— begin —
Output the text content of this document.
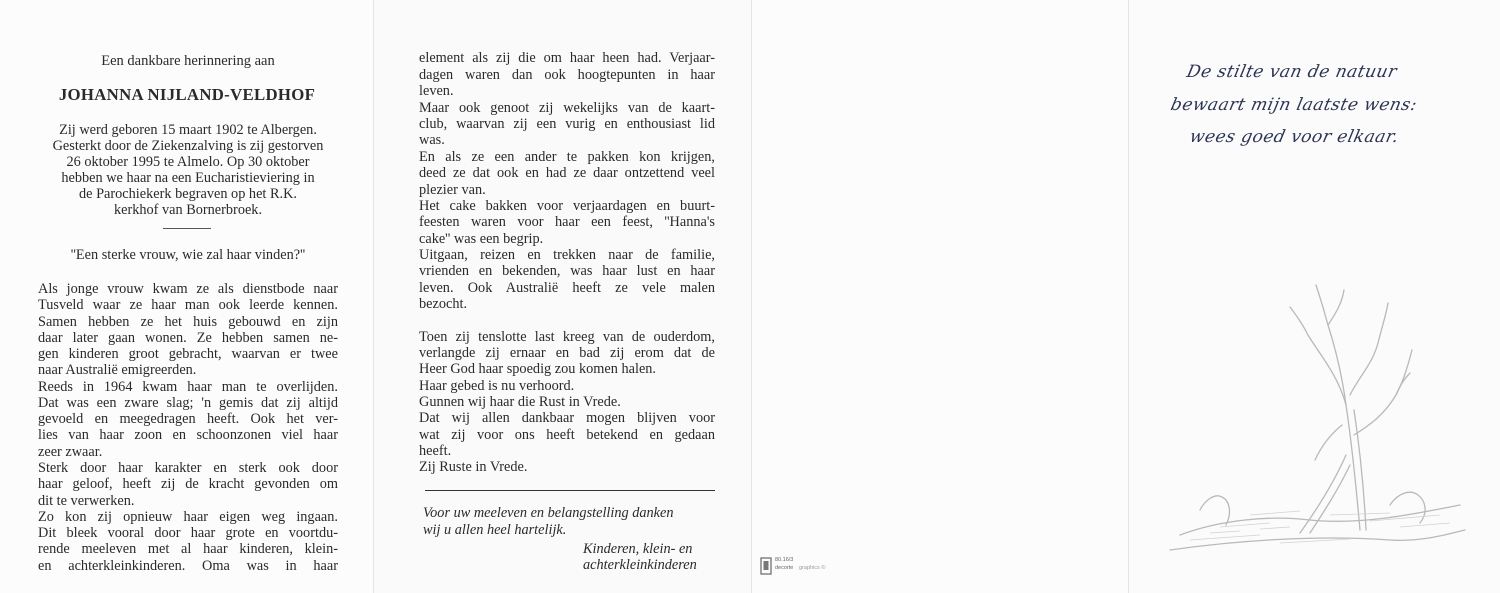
Een dankbare herinnering aan
JOHANNA NIJLAND-VELDHOF
Zij werd geboren 15 maart 1902 te Albergen.
Gesterkt door de Ziekenzalving is zij gestorven
26 oktober 1995 te Almelo. Op 30 oktober
hebben we haar na een Eucharistieviering in
de Parochiekerk begraven op het R.K.
kerkhof van Bornerbroek.
''Een sterke vrouw, wie zal haar vinden?''
Als jonge vrouw kwam ze als dienstbode naar
Tusveld waar ze haar man ook leerde kennen.
Samen hebben ze het huis gebouwd en zijn
daar later gaan wonen. Ze hebben samen ne-
gen kinderen groot gebracht, waarvan er twee
naar Australië emigreerden.
Reeds in 1964 kwam haar man te overlijden.
Dat was een zware slag; 'n gemis dat zij altijd
gevoeld en meegedragen heeft. Ook het ver-
lies van haar zoon en schoonzonen viel haar
zeer zwaar.
Sterk door haar karakter en sterk ook door
haar geloof, heeft zij de kracht gevonden om
dit te verwerken.
Zo kon zij opnieuw haar eigen weg ingaan.
Dit bleek vooral door haar grote en voortdu-
rende meeleven met al haar kinderen, klein-
en achterkleinkinderen. Oma was in haar
element als zij die om haar heen had. Verjaar-
dagen waren dan ook hoogtepunten in haar
leven.
Maar ook genoot zij wekelijks van de kaart-
club, waarvan zij een vurig en enthousiast lid
was.
En als ze een ander te pakken kon krijgen,
deed ze dat ook en had ze daar ontzettend veel
plezier van.
Het cake bakken voor verjaardagen en buurt-
feesten waren voor haar een feest, ''Hanna's
cake'' was een begrip.
Uitgaan, reizen en trekken naar de familie,
vrienden en bekenden, was haar lust en haar
leven. Ook Australië heeft ze vele malen
bezocht.
Toen zij tenslotte last kreeg van de ouderdom,
verlangde zij ernaar en bad zij erom dat de
Heer God haar spoedig zou komen halen.
Haar gebed is nu verhoord.
Gunnen wij haar die Rust in Vrede.
Dat wij allen dankbaar mogen blijven voor
wat zij voor ons heeft betekend en gedaan
heeft.
Zij Ruste in Vrede.
Voor uw meeleven en belangstelling danken
wij u allen heel hartelijk.
Kinderen, klein- en
achterkleinkinderen	80.16/3
decorte graphics ©
De stilte van de natuur
bewaart mijn laatste wens:
wees goed voor elkaar.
— end —
Print the complete listing exactly, apart from any pictures.

Output the text content of this document.
Een dankbare herinnering aan
JOHANNA NIJLAND-VELDHOF
Zij werd geboren 15 maart 1902 te Albergen.
Gesterkt door de Ziekenzalving is zij gestorven
26 oktober 1995 te Almelo. Op 30 oktober
hebben we haar na een Eucharistieviering in
de Parochiekerk begraven op het R.K.
kerkhof van Bornerbroek.
''Een sterke vrouw, wie zal haar vinden?''
Als jonge vrouw kwam ze als dienstbode naar
Tusveld waar ze haar man ook leerde kennen.
Samen hebben ze het huis gebouwd en zijn
daar later gaan wonen. Ze hebben samen ne-
gen kinderen groot gebracht, waarvan er twee
naar Australië emigreerden.
Reeds in 1964 kwam haar man te overlijden.
Dat was een zware slag; 'n gemis dat zij altijd
gevoeld en meegedragen heeft. Ook het ver-
lies van haar zoon en schoonzonen viel haar
zeer zwaar.
Sterk door haar karakter en sterk ook door
haar geloof, heeft zij de kracht gevonden om
dit te verwerken.
Zo kon zij opnieuw haar eigen weg ingaan.
Dit bleek vooral door haar grote en voortdu-
rende meeleven met al haar kinderen, klein-
en achterkleinkinderen. Oma was in haar
element als zij die om haar heen had. Verjaar-
dagen waren dan ook hoogtepunten in haar
leven.
Maar ook genoot zij wekelijks van de kaart-
club, waarvan zij een vurig en enthousiast lid
was.
En als ze een ander te pakken kon krijgen,
deed ze dat ook en had ze daar ontzettend veel
plezier van.
Het cake bakken voor verjaardagen en buurt-
feesten waren voor haar een feest, ''Hanna's
cake'' was een begrip.
Uitgaan, reizen en trekken naar de familie,
vrienden en bekenden, was haar lust en haar
leven. Ook Australië heeft ze vele malen
bezocht.
Toen zij tenslotte last kreeg van de ouderdom,
verlangde zij ernaar en bad zij erom dat de
Heer God haar spoedig zou komen halen.
Haar gebed is nu verhoord.
Gunnen wij haar die Rust in Vrede.
Dat wij allen dankbaar mogen blijven voor
wat zij voor ons heeft betekend en gedaan
heeft.
Zij Ruste in Vrede.
Voor uw meeleven en belangstelling danken
wij u allen heel hartelijk.
Kinderen, klein- en
achterkleinkinderen	80.16/3
decorte graphics ©
De stilte van de natuur
bewaart mijn laatste wens:
wees goed voor elkaar.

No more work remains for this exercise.